[Task directions]
Repeat every record below exactly, leaving out the pictures.

[Extracted records]
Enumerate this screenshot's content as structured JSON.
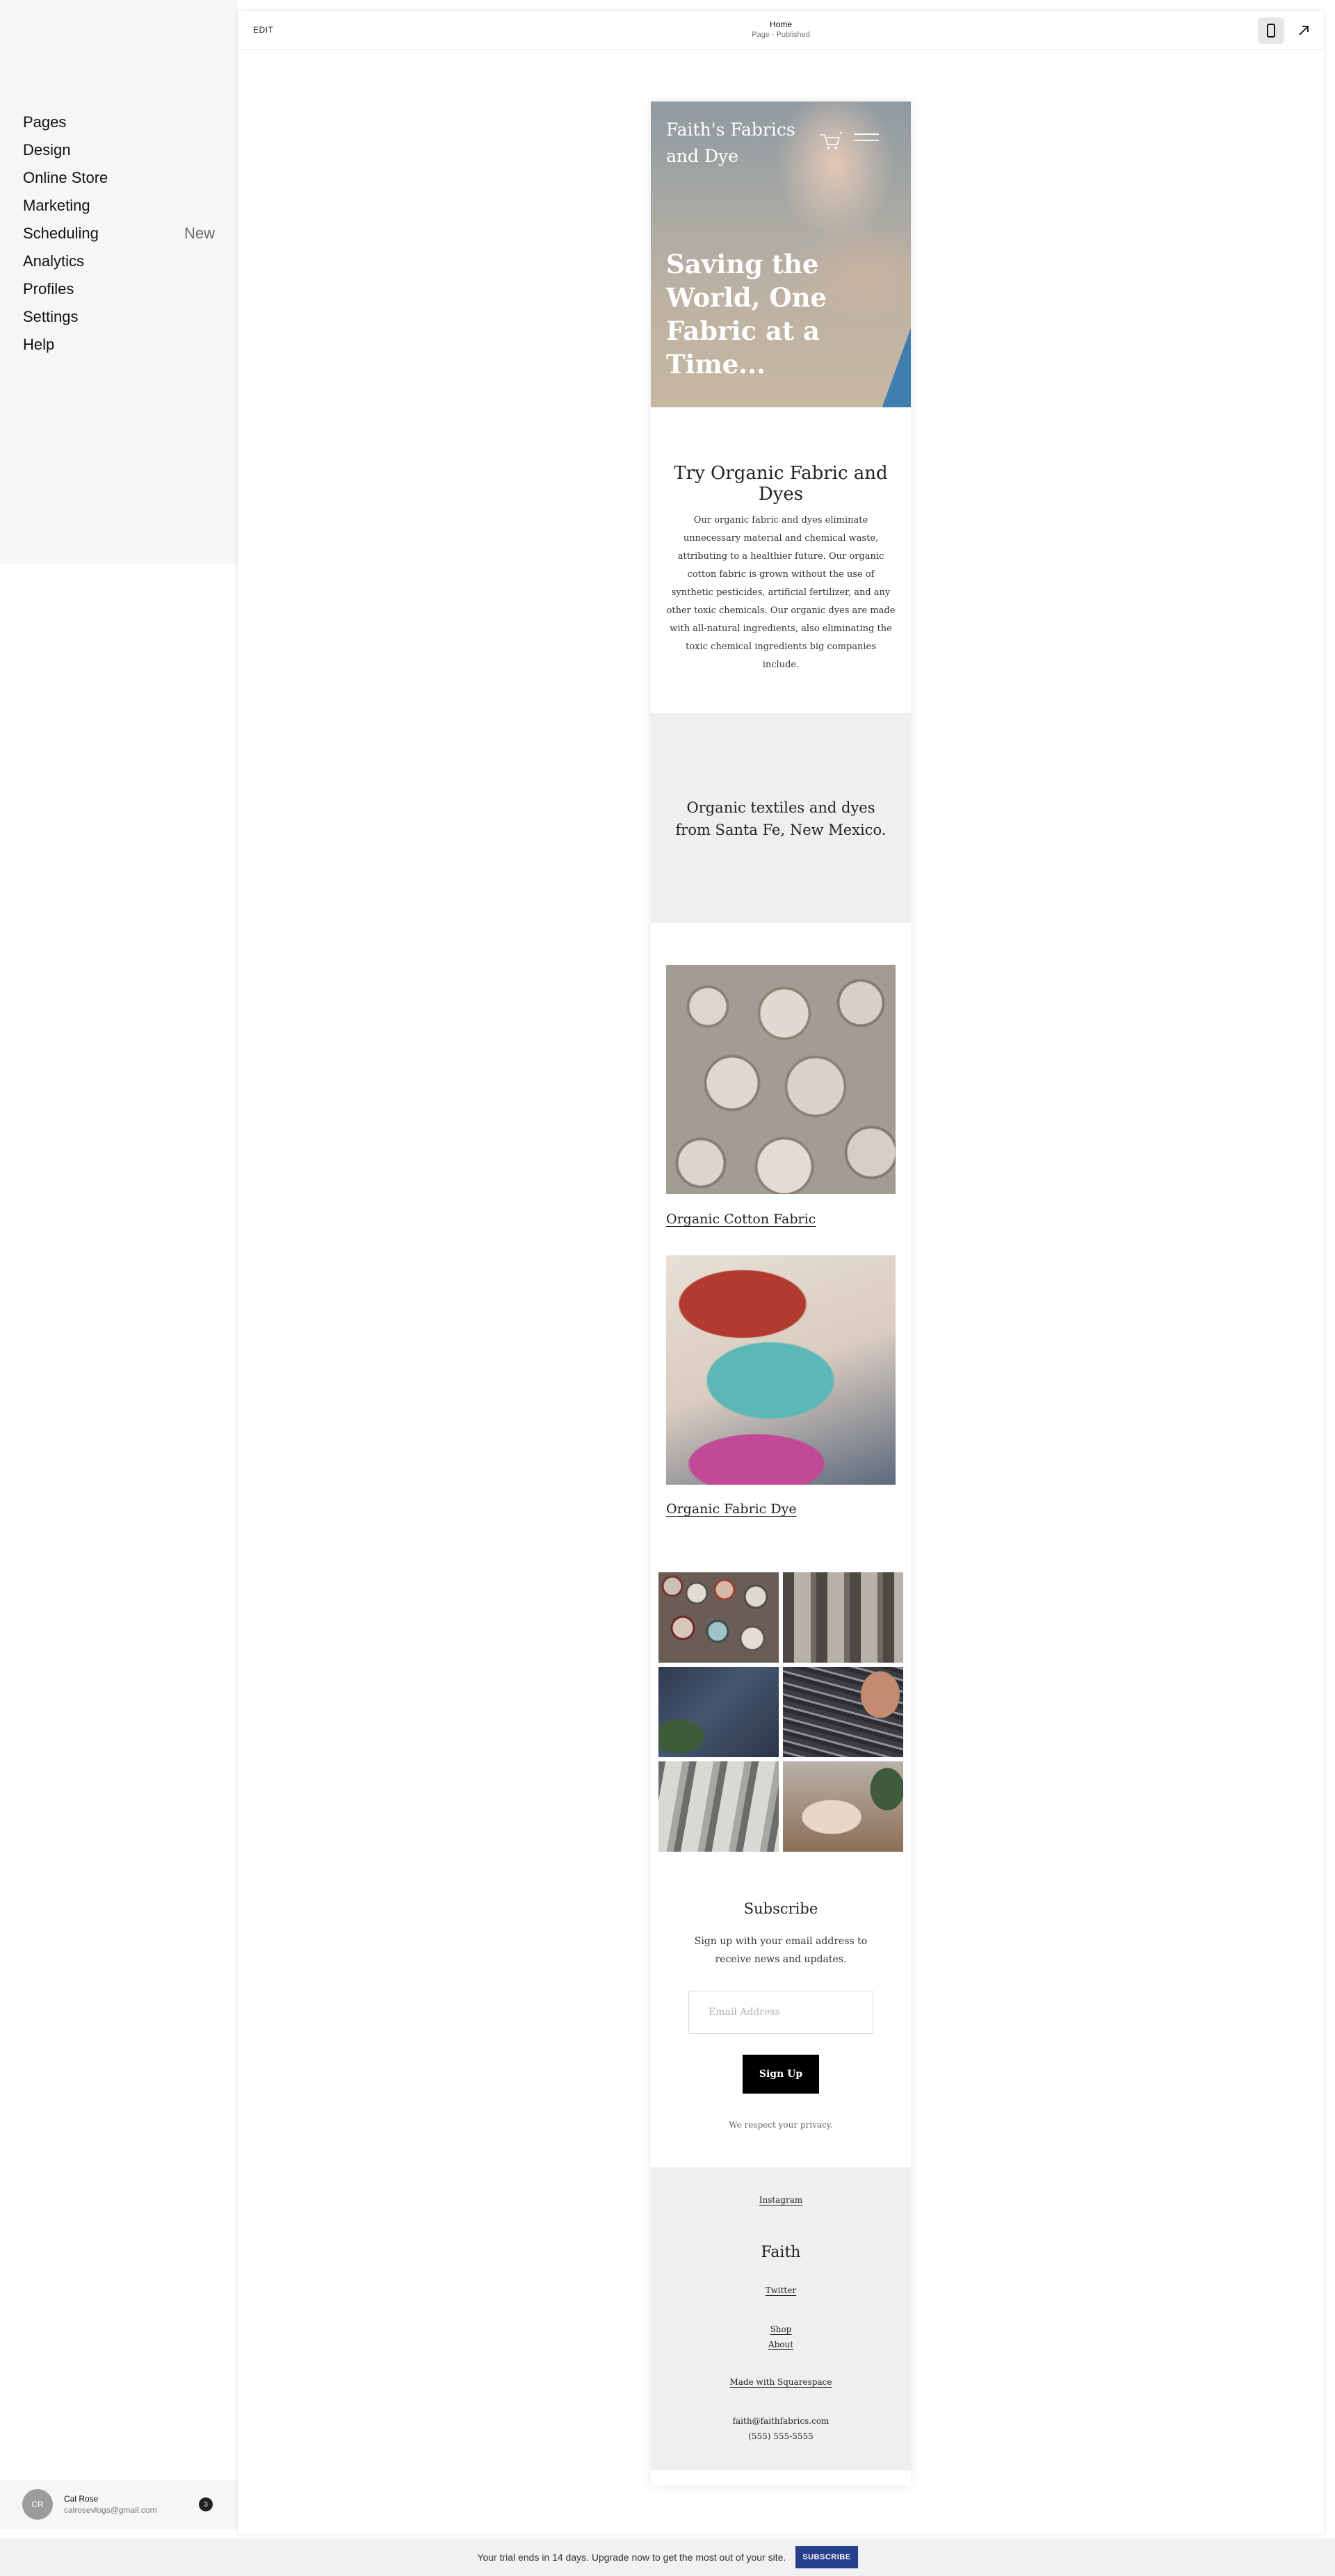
{
  "sidebar": {
    "items": [
      {
        "label": "Pages",
        "badge": ""
      },
      {
        "label": "Design",
        "badge": ""
      },
      {
        "label": "Online Store",
        "badge": ""
      },
      {
        "label": "Marketing",
        "badge": ""
      },
      {
        "label": "Scheduling",
        "badge": "New"
      },
      {
        "label": "Analytics",
        "badge": ""
      },
      {
        "label": "Profiles",
        "badge": ""
      },
      {
        "label": "Settings",
        "badge": ""
      },
      {
        "label": "Help",
        "badge": ""
      }
    ],
    "user": {
      "initials": "CR",
      "name": "Cal Rose",
      "email": "calrosevlogs@gmail.com",
      "notifications": "3"
    }
  },
  "topbar": {
    "edit_label": "EDIT",
    "page_title": "Home",
    "page_status": "Page · Published",
    "device_icon": "mobile-phone-icon",
    "expand_icon": "arrow-up-right-icon"
  },
  "site": {
    "brand": "Faith's Fabrics and Dye",
    "cart_icon": "cart-icon",
    "menu_icon": "hamburger-menu-icon",
    "hero_headline": "Saving the World, One Fabric at a Time...",
    "intro_title": "Try Organic Fabric and Dyes",
    "intro_body": "Our organic fabric and dyes eliminate unnecessary material and chemical waste, attributing to a healthier future. Our organic cotton fabric is grown without the use of synthetic pesticides, artificial fertilizer, and any other toxic chemicals. Our organic dyes are made with all-natural ingredients, also eliminating the toxic chemical ingredients big companies include.",
    "band_text": "Organic textiles and dyes from Santa Fe, New Mexico.",
    "products": [
      {
        "label": "Organic Cotton Fabric"
      },
      {
        "label": "Organic Fabric Dye"
      }
    ],
    "subscribe": {
      "title": "Subscribe",
      "description": "Sign up with your email address to receive news and updates.",
      "email_placeholder": "Email Address",
      "button_label": "Sign Up",
      "privacy": "We respect your privacy."
    },
    "footer": {
      "instagram": "Instagram",
      "brand": "Faith",
      "twitter": "Twitter",
      "shop": "Shop",
      "about": "About",
      "made_with": "Made with Squarespace",
      "email": "faith@faithfabrics.com",
      "phone": "(555) 555-5555"
    }
  },
  "trial": {
    "message": "Your trial ends in 14 days. Upgrade now to get the most out of your site.",
    "button_label": "SUBSCRIBE"
  },
  "colors": {
    "sidebar_bg": "#f6f6f6",
    "band_bg": "#f0efed",
    "signup_button": "#000000",
    "subscribe_button": "#26408b"
  }
}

[Solution for this exercise]
Enumerate this screenshot's content as structured JSON.
{
  "sidebar": {
    "items": [
      {
        "label": "Pages",
        "badge": ""
      },
      {
        "label": "Design",
        "badge": ""
      },
      {
        "label": "Online Store",
        "badge": ""
      },
      {
        "label": "Marketing",
        "badge": ""
      },
      {
        "label": "Scheduling",
        "badge": "New"
      },
      {
        "label": "Analytics",
        "badge": ""
      },
      {
        "label": "Profiles",
        "badge": ""
      },
      {
        "label": "Settings",
        "badge": ""
      },
      {
        "label": "Help",
        "badge": ""
      }
    ],
    "user": {
      "initials": "CR",
      "name": "Cal Rose",
      "email": "calrosevlogs@gmail.com",
      "notifications": "3"
    }
  },
  "topbar": {
    "edit_label": "EDIT",
    "page_title": "Home",
    "page_status": "Page · Published",
    "device_icon": "mobile-phone-icon",
    "expand_icon": "arrow-up-right-icon"
  },
  "site": {
    "brand": "Faith's Fabrics and Dye",
    "cart_icon": "cart-icon",
    "menu_icon": "hamburger-menu-icon",
    "hero_headline": "Saving the World, One Fabric at a Time...",
    "intro_title": "Try Organic Fabric and Dyes",
    "intro_body": "Our organic fabric and dyes eliminate unnecessary material and chemical waste, attributing to a healthier future. Our organic cotton fabric is grown without the use of synthetic pesticides, artificial fertilizer, and any other toxic chemicals. Our organic dyes are made with all-natural ingredients, also eliminating the toxic chemical ingredients big companies include.",
    "band_text": "Organic textiles and dyes from Santa Fe, New Mexico.",
    "products": [
      {
        "label": "Organic Cotton Fabric"
      },
      {
        "label": "Organic Fabric Dye"
      }
    ],
    "subscribe": {
      "title": "Subscribe",
      "description": "Sign up with your email address to receive news and updates.",
      "email_placeholder": "Email Address",
      "button_label": "Sign Up",
      "privacy": "We respect your privacy."
    },
    "footer": {
      "instagram": "Instagram",
      "brand": "Faith",
      "twitter": "Twitter",
      "shop": "Shop",
      "about": "About",
      "made_with": "Made with Squarespace",
      "email": "faith@faithfabrics.com",
      "phone": "(555) 555-5555"
    }
  },
  "trial": {
    "message": "Your trial ends in 14 days. Upgrade now to get the most out of your site.",
    "button_label": "SUBSCRIBE"
  },
  "colors": {
    "sidebar_bg": "#f6f6f6",
    "band_bg": "#f0efed",
    "signup_button": "#000000",
    "subscribe_button": "#26408b"
  }
}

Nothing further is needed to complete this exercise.